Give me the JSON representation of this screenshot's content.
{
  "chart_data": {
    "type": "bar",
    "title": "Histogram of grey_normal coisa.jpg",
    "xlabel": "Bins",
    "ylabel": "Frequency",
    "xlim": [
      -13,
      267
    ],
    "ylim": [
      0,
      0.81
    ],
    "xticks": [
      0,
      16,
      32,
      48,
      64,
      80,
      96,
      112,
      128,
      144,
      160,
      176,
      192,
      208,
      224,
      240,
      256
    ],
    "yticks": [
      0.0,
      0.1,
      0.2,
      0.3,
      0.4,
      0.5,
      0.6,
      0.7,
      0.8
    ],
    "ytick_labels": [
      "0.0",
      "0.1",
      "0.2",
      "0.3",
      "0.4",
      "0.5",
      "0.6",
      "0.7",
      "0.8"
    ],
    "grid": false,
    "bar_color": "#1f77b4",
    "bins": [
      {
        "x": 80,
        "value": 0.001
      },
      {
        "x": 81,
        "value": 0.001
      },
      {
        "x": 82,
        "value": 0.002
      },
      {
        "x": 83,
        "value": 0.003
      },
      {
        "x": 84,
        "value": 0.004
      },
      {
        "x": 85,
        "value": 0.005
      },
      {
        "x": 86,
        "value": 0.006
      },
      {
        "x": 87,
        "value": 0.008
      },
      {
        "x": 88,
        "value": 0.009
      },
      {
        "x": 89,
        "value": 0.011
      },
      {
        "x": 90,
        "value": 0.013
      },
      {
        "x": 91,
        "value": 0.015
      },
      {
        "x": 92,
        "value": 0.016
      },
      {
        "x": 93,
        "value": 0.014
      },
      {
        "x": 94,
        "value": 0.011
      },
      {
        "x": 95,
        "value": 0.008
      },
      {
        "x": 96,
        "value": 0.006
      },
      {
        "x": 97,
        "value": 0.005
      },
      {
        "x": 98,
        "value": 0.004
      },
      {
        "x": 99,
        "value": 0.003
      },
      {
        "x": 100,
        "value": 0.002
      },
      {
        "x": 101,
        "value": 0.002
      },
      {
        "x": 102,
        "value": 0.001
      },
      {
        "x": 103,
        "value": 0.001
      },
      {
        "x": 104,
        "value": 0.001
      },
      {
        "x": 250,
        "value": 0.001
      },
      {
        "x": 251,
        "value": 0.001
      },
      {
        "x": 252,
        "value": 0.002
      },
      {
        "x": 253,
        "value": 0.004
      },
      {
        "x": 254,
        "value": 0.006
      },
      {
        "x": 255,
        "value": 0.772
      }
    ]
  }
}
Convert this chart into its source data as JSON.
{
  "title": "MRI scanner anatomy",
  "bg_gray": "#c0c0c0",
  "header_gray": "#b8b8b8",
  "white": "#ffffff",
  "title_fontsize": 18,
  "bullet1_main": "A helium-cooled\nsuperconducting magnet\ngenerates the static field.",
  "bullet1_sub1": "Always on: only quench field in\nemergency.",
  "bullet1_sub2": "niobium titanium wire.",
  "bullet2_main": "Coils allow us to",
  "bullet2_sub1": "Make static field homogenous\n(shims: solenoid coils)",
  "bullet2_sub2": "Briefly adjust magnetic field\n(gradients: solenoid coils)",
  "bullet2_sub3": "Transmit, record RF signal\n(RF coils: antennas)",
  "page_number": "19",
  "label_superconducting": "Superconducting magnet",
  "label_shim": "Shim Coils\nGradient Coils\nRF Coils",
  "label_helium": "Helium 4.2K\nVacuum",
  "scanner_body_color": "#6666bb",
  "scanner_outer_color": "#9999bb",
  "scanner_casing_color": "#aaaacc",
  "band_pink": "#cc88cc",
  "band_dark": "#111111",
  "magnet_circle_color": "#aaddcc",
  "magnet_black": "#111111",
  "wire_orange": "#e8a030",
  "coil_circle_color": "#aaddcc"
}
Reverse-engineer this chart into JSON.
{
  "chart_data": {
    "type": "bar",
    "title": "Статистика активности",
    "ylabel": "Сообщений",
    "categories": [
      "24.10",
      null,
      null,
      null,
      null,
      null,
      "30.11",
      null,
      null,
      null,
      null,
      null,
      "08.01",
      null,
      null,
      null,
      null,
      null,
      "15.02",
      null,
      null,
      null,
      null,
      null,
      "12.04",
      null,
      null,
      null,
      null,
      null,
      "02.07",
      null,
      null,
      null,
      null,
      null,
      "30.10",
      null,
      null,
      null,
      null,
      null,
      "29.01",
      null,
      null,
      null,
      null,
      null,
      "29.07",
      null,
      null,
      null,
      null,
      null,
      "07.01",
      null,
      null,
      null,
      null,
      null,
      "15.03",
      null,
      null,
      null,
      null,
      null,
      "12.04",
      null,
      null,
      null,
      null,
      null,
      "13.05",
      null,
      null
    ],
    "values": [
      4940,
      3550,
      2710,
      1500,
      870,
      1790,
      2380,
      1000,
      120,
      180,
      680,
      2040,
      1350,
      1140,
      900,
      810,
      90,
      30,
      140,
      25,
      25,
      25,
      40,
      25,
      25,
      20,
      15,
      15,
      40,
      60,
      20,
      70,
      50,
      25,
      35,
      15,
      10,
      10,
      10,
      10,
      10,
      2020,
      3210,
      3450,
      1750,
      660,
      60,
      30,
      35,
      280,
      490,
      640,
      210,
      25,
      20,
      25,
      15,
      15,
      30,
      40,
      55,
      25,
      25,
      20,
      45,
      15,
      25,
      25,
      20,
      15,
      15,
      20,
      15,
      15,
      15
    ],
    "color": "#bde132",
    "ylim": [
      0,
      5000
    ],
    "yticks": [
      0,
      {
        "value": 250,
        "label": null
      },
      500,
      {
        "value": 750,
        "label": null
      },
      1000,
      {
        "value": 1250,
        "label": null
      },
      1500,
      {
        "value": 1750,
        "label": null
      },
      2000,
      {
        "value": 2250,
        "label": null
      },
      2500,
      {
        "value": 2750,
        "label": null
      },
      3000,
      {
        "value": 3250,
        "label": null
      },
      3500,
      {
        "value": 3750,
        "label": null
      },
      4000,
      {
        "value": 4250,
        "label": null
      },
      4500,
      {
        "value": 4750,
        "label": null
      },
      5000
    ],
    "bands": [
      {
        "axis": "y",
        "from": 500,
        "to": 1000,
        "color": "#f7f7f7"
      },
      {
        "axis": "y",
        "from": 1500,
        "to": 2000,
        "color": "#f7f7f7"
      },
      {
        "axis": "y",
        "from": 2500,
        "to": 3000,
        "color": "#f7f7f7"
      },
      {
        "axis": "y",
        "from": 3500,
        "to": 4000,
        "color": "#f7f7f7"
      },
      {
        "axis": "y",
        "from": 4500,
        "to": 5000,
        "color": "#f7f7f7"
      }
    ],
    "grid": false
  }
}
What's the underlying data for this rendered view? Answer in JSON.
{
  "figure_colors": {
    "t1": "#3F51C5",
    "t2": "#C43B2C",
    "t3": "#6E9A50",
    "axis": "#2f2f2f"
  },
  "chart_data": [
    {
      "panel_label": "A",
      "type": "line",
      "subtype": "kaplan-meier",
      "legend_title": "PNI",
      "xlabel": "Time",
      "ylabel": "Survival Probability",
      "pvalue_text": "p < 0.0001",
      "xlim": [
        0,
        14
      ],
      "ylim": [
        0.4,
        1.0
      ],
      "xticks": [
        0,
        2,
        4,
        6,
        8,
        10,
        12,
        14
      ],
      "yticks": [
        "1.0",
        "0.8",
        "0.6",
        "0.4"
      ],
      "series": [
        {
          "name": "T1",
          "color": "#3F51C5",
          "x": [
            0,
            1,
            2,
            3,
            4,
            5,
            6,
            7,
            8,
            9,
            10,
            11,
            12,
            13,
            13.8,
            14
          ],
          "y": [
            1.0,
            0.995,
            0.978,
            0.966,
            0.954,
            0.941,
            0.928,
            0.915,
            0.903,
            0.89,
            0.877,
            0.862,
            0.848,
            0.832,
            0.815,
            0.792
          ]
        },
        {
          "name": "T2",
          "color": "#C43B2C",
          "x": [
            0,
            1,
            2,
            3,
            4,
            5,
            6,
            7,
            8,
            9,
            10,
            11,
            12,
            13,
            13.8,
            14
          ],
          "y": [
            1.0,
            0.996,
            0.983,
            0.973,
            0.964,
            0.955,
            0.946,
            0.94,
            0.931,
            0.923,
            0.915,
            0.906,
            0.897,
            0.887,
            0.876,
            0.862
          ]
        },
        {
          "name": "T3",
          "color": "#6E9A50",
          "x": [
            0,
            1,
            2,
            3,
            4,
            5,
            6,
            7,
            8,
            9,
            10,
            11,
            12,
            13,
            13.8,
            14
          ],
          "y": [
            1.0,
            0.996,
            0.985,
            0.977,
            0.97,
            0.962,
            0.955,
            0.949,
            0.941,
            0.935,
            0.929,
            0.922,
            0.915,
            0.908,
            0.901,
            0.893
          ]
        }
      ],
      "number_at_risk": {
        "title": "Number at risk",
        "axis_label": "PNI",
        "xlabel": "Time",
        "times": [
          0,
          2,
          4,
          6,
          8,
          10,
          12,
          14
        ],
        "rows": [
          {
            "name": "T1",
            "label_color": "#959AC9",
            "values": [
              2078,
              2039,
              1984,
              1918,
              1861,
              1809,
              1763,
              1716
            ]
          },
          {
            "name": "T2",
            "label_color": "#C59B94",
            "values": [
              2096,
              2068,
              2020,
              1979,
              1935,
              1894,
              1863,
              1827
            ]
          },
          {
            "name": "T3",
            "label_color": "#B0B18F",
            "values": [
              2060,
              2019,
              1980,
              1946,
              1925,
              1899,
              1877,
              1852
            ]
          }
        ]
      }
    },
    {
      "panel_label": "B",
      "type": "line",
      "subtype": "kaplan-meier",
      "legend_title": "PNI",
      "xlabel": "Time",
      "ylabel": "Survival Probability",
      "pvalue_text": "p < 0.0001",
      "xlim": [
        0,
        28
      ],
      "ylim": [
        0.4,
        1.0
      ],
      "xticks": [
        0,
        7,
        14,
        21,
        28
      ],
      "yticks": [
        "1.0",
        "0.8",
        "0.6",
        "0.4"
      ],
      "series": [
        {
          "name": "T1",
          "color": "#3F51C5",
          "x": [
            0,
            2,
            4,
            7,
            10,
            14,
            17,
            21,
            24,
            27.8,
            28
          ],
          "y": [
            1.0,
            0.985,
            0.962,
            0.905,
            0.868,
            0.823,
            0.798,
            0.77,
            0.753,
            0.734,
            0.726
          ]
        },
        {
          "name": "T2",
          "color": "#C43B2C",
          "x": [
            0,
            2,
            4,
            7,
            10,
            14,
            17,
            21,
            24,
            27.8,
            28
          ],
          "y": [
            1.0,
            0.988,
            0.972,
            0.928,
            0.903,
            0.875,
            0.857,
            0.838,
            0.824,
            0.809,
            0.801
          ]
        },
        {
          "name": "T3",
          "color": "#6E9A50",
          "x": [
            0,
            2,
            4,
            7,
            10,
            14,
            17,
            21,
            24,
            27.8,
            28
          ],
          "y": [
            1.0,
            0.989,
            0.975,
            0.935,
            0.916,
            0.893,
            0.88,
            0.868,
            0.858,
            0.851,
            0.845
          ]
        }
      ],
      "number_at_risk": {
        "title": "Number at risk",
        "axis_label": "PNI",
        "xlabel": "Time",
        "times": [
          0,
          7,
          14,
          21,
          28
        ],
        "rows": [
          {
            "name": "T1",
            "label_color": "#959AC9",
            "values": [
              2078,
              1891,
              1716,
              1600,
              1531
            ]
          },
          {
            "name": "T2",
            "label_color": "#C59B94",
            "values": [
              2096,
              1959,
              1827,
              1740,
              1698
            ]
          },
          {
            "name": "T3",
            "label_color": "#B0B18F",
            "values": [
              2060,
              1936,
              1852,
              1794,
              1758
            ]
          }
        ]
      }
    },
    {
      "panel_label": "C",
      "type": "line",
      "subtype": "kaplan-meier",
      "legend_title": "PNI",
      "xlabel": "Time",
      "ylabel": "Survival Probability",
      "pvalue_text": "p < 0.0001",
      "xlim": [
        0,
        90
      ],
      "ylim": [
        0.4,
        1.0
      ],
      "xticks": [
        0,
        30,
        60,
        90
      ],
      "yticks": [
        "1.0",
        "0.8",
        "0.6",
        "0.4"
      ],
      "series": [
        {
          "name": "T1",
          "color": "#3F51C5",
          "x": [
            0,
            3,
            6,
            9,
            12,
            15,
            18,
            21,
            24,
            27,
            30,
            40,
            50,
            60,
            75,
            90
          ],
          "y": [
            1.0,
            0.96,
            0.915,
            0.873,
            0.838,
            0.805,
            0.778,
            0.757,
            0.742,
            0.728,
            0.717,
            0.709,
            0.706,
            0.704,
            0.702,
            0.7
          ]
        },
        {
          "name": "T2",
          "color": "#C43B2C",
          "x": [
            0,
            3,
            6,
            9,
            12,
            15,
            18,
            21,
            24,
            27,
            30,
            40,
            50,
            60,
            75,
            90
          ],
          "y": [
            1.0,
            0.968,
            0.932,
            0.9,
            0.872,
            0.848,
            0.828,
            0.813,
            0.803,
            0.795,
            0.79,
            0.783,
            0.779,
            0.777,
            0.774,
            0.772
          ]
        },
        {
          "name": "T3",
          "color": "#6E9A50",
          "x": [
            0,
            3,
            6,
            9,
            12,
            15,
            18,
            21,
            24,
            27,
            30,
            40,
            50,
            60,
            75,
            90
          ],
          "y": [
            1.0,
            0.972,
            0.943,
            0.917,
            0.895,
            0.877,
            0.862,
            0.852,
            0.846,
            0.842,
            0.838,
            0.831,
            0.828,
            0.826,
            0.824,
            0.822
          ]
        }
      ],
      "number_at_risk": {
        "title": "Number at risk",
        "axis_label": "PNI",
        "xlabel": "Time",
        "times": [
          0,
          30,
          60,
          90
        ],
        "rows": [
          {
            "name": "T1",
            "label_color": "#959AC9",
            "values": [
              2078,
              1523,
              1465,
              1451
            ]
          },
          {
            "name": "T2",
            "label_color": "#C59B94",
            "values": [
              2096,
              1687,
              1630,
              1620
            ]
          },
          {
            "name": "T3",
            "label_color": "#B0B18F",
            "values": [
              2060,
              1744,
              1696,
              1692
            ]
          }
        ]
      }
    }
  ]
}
-------------------------
[Stated task] Show all lines above holding "aaddcc".

[Result for this task]
  "magnet_circle_color": "#aaddcc",
  "coil_circle_color": "#aaddcc"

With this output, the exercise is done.